## EXERCISE
Keep only the lines where "尘泥渗漉" appears.

## SUPPLIED MATERIAL
********************
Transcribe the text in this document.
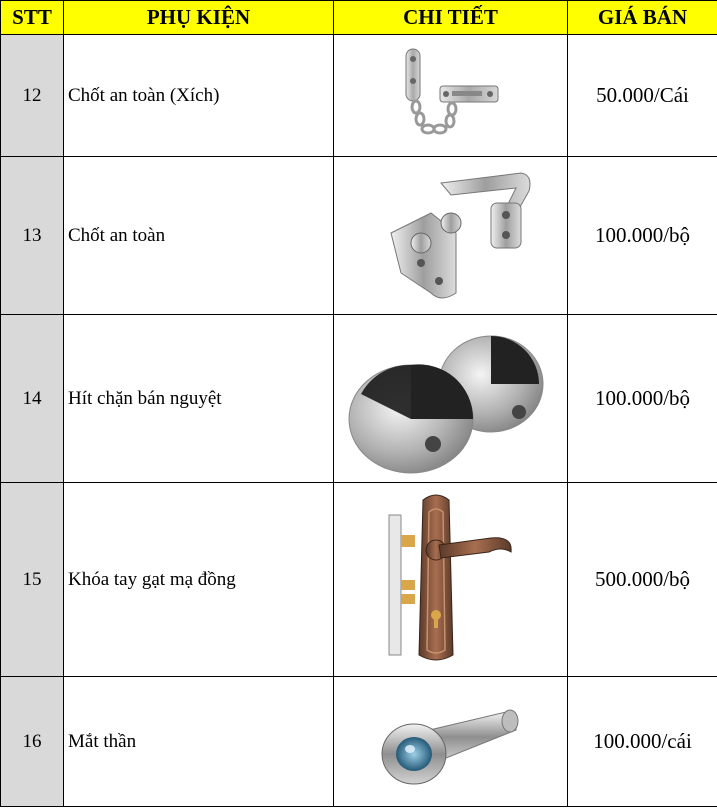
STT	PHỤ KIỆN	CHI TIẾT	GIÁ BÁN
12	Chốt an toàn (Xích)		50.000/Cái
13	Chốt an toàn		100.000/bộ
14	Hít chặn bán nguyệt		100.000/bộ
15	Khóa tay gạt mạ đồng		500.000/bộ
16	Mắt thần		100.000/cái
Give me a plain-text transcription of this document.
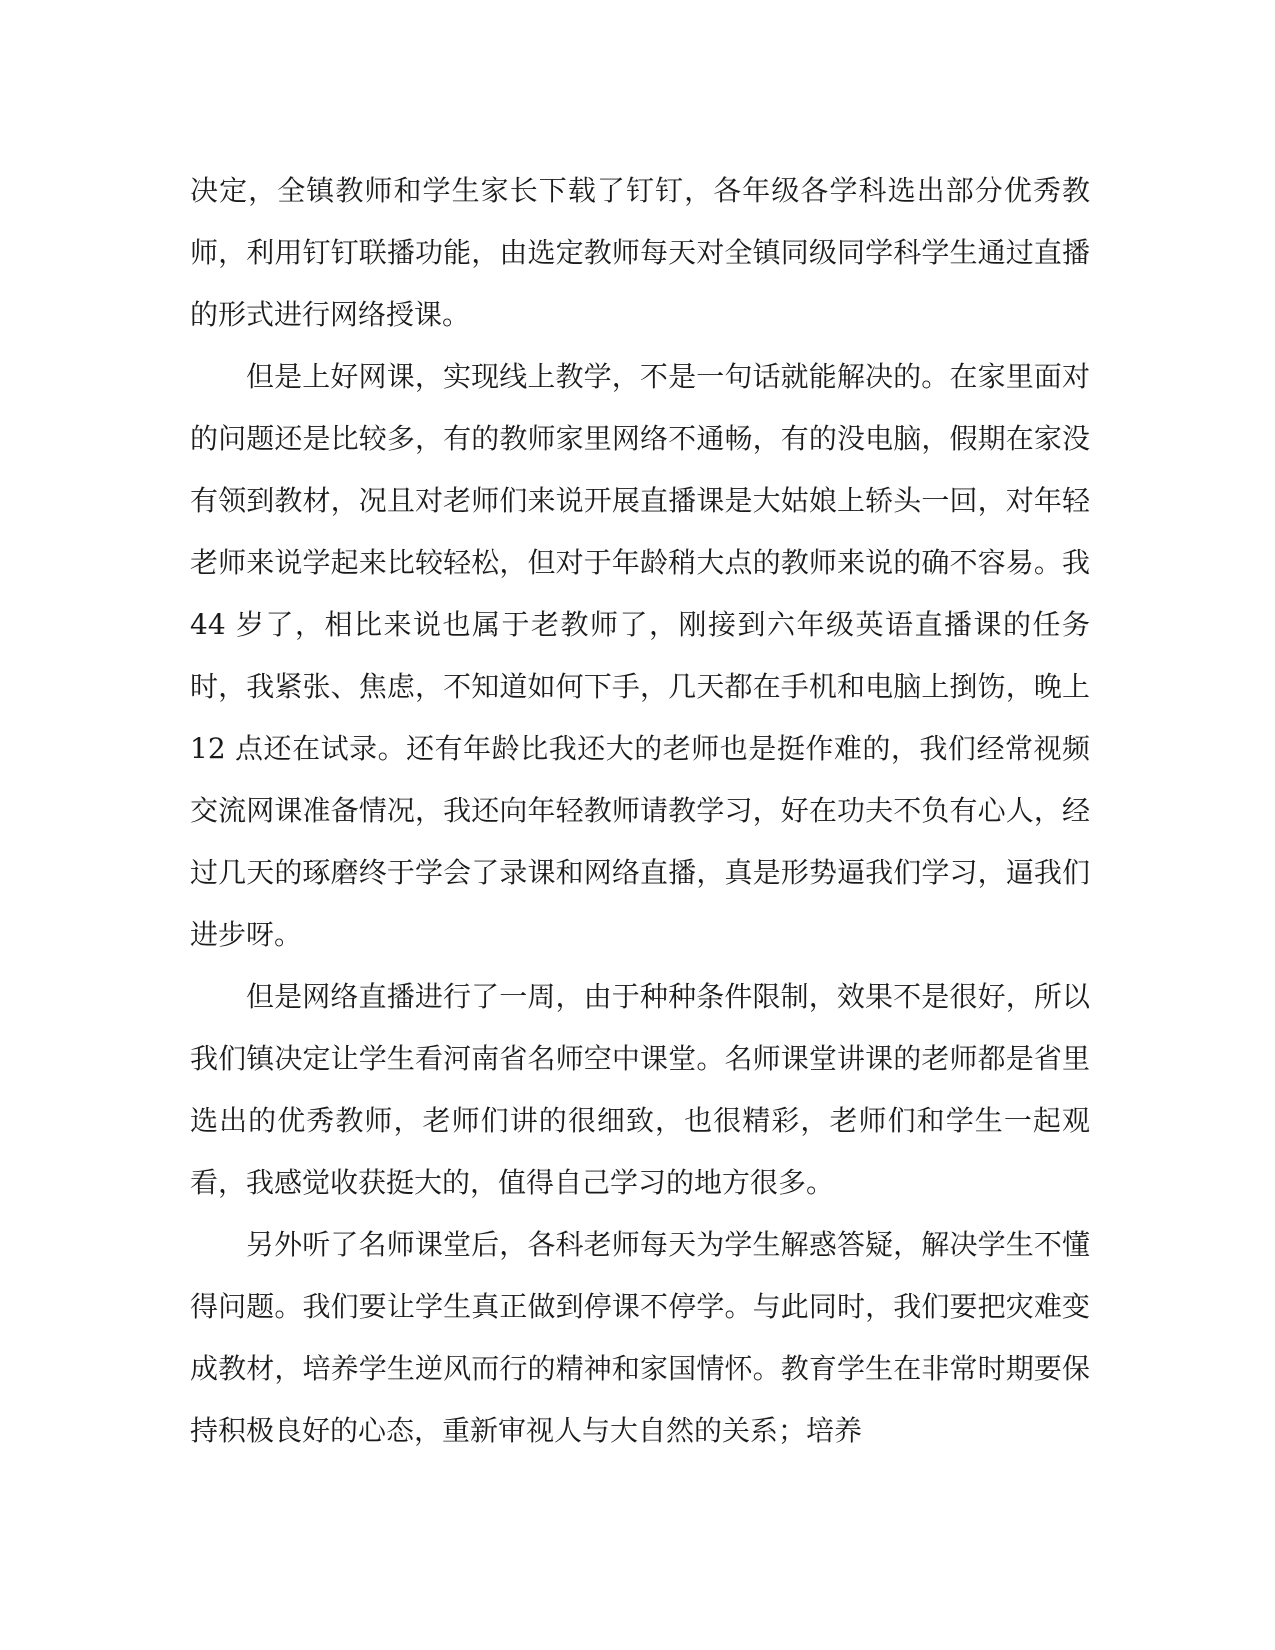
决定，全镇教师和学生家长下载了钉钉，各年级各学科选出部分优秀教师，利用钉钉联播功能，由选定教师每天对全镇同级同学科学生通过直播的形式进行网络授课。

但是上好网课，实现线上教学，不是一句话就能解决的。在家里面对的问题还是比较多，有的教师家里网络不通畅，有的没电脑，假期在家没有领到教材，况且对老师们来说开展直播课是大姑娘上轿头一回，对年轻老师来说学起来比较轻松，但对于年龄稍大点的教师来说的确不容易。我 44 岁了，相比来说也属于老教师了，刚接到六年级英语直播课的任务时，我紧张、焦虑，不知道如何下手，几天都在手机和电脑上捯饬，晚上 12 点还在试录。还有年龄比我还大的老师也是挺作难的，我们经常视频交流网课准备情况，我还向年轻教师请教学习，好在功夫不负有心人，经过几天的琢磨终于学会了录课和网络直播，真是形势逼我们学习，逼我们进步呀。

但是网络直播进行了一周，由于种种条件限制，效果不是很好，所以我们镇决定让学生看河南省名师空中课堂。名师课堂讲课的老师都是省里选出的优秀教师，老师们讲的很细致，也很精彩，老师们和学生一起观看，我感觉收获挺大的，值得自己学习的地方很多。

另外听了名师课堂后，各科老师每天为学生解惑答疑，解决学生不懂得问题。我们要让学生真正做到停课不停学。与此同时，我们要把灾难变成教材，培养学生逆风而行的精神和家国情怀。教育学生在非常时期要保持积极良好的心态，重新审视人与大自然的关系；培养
********************
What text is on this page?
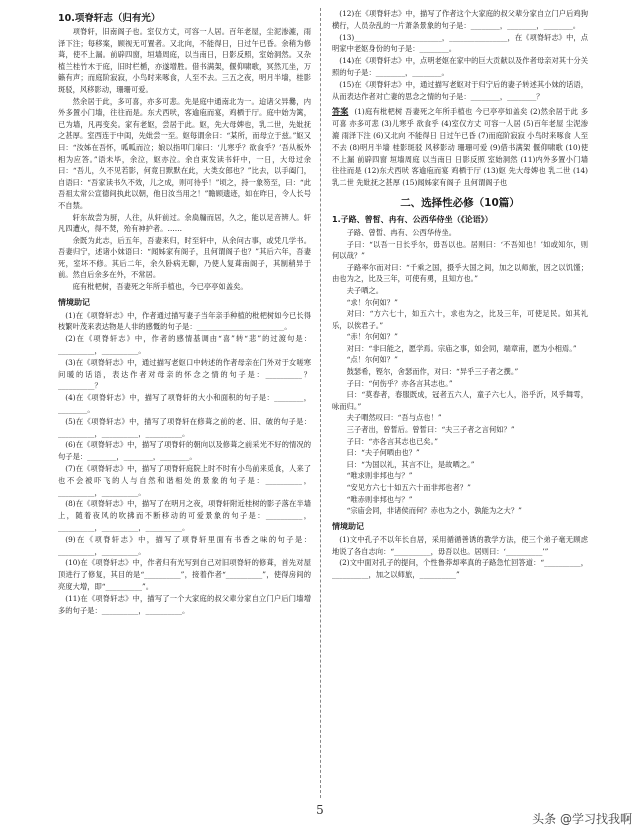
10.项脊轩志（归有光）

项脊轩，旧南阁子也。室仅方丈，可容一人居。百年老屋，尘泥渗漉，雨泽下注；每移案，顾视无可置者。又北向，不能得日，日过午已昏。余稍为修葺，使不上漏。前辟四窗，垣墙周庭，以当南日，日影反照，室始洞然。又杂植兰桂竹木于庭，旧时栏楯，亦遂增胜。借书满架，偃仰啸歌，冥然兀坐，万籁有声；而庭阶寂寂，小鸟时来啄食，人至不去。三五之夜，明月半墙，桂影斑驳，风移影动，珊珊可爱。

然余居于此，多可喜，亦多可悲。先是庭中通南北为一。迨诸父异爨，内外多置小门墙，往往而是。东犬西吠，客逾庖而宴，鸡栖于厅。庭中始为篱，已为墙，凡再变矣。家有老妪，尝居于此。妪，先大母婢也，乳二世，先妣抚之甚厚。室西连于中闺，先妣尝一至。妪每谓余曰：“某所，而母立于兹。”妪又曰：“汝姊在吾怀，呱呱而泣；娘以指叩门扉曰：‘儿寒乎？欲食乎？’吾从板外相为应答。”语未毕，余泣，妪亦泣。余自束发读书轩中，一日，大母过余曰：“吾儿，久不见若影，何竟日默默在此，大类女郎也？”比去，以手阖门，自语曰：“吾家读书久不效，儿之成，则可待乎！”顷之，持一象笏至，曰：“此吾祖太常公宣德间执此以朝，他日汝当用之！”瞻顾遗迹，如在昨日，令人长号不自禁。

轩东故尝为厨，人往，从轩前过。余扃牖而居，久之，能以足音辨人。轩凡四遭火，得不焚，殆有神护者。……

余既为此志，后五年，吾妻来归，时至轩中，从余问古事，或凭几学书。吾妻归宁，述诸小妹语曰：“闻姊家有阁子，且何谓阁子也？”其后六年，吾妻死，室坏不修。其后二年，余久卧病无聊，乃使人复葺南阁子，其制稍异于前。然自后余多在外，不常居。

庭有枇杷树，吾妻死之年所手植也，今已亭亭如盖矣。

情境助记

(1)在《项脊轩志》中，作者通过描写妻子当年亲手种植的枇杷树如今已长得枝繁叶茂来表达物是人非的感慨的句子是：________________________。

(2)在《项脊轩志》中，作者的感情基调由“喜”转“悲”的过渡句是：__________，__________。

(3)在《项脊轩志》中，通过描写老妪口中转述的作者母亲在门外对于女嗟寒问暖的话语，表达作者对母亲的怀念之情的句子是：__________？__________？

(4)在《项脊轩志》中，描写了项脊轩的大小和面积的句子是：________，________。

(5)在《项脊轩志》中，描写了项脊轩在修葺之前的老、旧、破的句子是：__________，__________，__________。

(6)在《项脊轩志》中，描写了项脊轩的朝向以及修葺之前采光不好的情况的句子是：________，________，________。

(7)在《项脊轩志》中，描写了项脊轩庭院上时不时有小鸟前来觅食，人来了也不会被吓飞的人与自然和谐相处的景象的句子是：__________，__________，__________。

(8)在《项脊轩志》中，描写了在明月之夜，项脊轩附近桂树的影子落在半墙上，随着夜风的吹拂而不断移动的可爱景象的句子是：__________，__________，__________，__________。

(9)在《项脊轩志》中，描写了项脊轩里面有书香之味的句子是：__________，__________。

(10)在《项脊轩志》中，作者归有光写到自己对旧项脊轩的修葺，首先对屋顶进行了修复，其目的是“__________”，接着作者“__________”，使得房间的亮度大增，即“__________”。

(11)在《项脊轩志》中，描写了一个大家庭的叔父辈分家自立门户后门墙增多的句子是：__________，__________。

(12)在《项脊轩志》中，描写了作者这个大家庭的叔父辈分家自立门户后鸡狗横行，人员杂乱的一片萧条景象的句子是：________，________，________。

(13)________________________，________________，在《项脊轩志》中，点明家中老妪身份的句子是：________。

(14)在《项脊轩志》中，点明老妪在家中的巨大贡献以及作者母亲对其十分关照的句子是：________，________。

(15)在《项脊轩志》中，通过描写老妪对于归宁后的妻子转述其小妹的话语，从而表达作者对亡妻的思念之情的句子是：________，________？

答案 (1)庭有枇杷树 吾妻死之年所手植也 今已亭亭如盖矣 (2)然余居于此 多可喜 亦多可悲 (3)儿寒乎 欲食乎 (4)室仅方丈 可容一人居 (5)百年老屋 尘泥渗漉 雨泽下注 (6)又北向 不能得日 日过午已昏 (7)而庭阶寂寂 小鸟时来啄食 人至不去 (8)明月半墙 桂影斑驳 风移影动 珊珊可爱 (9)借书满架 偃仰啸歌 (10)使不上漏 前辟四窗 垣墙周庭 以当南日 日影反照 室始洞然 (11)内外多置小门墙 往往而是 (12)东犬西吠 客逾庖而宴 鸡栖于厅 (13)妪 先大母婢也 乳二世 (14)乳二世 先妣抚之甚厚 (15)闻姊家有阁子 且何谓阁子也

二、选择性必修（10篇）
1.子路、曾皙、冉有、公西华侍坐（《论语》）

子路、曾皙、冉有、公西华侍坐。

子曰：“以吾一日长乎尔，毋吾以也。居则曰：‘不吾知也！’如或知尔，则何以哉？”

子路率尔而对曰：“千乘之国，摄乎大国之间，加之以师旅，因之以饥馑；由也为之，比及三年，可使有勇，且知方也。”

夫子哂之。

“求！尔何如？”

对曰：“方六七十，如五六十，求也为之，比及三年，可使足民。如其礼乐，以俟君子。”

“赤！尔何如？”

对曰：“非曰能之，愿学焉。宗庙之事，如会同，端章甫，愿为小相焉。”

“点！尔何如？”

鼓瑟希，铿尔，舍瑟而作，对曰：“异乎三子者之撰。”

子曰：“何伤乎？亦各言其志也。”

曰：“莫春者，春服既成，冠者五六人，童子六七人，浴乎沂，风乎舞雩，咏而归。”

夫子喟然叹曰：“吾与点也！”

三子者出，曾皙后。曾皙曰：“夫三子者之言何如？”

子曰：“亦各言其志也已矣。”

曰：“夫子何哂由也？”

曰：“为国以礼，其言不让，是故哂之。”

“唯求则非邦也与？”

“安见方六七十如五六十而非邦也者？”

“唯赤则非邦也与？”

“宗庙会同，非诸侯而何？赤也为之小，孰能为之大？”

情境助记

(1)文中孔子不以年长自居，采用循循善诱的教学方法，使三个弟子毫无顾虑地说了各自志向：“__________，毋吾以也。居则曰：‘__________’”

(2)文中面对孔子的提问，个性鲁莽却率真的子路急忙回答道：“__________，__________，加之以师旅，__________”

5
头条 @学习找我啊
********************
## SOLUTION FOR THIS EXERCISE
项脊轩，旧南阁子也。室仅方丈，可容一人居。百年老屋，尘泥渗漉，雨泽下注；每移案，顾视无可置者。又北向，不能得日，日过午已昏。余稍为修葺，使不上漏。前辟四窗，垣墙周庭，以当南日，日影反照，室始洞然。又杂植兰桂竹木于庭，旧时栏楯，亦遂增胜。借书满架，偃仰啸歌，冥然兀坐，万籁有声；而庭阶寂寂，小鸟时来啄食，人至不去。三五之夜，明月半墙，桂影斑驳，风移影动，珊珊可爱。
答案 (1)庭有枇杷树 吾妻死之年所手植也 今已亭亭如盖矣 (2)然余居于此 多可喜 亦多可悲 (3)儿寒乎 欲食乎 (4)室仅方丈 可容一人居 (5)百年老屋 尘泥渗漉 雨泽下注 (6)又北向 不能得日 日过午已昏 (7)而庭阶寂寂 小鸟时来啄食 人至不去 (8)明月半墙 桂影斑驳 风移影动 珊珊可爱 (9)借书满架 偃仰啸歌 (10)使不上漏 前辟四窗 垣墙周庭 以当南日 日影反照 室始洞然 (11)内外多置小门墙 往往而是 (12)东犬西吠 客逾庖而宴 鸡栖于厅 (13)妪 先大母婢也 乳二世 (14)乳二世 先妣抚之甚厚 (15)闻姊家有阁子 且何谓阁子也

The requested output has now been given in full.